>> begin Data to process
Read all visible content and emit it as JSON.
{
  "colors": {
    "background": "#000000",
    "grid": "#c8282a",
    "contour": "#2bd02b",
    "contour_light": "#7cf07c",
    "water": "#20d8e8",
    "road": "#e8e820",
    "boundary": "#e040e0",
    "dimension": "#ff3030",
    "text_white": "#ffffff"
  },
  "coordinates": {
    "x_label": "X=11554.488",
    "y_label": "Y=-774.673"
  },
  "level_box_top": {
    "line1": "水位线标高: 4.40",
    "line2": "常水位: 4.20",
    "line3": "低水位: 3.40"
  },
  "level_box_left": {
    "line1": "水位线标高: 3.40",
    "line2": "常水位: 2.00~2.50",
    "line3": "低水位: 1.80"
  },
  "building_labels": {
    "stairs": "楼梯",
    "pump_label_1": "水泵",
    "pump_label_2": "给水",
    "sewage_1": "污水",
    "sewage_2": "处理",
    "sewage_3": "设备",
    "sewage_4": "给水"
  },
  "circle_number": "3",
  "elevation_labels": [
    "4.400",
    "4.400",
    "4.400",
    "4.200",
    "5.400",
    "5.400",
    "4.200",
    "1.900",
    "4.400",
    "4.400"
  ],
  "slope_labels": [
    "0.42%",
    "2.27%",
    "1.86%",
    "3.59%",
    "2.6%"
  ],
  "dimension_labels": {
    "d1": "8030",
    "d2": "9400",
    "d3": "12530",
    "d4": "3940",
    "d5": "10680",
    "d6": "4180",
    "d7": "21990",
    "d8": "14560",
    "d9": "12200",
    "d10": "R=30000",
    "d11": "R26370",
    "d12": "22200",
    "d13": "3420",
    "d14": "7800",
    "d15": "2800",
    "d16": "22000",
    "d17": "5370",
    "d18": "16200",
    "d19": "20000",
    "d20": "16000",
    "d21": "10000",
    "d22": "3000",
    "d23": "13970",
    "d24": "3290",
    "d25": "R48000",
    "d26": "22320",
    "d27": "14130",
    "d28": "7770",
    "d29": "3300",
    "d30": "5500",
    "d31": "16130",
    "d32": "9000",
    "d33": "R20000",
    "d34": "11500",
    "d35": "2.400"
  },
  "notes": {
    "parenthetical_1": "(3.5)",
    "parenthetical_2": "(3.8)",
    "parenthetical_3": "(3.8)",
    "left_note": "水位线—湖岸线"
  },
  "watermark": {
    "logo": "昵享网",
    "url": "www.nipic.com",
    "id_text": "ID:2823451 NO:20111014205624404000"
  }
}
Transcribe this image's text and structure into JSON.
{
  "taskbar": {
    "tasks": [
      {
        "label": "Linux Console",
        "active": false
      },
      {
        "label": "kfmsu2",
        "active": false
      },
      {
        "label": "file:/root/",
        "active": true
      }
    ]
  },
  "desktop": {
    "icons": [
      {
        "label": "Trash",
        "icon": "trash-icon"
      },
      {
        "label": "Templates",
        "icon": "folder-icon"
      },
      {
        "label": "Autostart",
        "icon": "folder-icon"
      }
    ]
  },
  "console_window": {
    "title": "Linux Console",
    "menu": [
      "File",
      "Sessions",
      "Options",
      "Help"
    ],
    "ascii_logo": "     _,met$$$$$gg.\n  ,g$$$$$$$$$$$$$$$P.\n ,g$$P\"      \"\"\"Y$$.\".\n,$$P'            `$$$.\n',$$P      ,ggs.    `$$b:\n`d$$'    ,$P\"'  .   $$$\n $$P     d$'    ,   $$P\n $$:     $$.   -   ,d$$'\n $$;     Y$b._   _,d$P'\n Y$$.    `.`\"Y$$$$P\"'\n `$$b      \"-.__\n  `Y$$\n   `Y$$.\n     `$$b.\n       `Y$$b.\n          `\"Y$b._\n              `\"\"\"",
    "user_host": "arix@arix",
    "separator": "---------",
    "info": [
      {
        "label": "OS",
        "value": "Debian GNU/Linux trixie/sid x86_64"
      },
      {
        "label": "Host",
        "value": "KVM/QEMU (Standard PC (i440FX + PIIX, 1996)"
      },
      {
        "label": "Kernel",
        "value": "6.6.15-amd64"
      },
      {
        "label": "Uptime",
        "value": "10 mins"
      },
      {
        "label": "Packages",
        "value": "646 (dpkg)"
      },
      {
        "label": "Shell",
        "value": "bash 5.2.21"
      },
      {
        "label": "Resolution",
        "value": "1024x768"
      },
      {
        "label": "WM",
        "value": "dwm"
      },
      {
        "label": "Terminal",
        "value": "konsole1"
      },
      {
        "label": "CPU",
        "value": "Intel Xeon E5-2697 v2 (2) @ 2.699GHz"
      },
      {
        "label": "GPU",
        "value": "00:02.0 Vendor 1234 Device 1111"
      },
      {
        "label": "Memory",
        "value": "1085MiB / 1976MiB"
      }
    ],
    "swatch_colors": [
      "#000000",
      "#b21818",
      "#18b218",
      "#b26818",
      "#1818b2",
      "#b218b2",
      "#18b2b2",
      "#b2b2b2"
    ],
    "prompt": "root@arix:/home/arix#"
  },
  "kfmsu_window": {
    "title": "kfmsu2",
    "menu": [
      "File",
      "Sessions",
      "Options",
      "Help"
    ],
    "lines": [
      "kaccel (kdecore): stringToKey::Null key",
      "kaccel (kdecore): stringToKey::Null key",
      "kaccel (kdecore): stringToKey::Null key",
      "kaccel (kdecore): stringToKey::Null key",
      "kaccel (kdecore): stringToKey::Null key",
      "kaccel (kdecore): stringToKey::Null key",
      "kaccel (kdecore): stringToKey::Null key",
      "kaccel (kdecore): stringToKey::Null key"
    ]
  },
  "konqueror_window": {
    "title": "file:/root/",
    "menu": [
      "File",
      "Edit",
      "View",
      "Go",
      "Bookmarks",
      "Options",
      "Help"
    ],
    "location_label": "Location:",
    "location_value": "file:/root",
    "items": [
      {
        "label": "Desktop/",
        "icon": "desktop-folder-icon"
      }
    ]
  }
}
>> end Data to process
▶ Exercise details:
Give only the number of lines in the entries above that contain the string "JSON".

▶ Task output:
2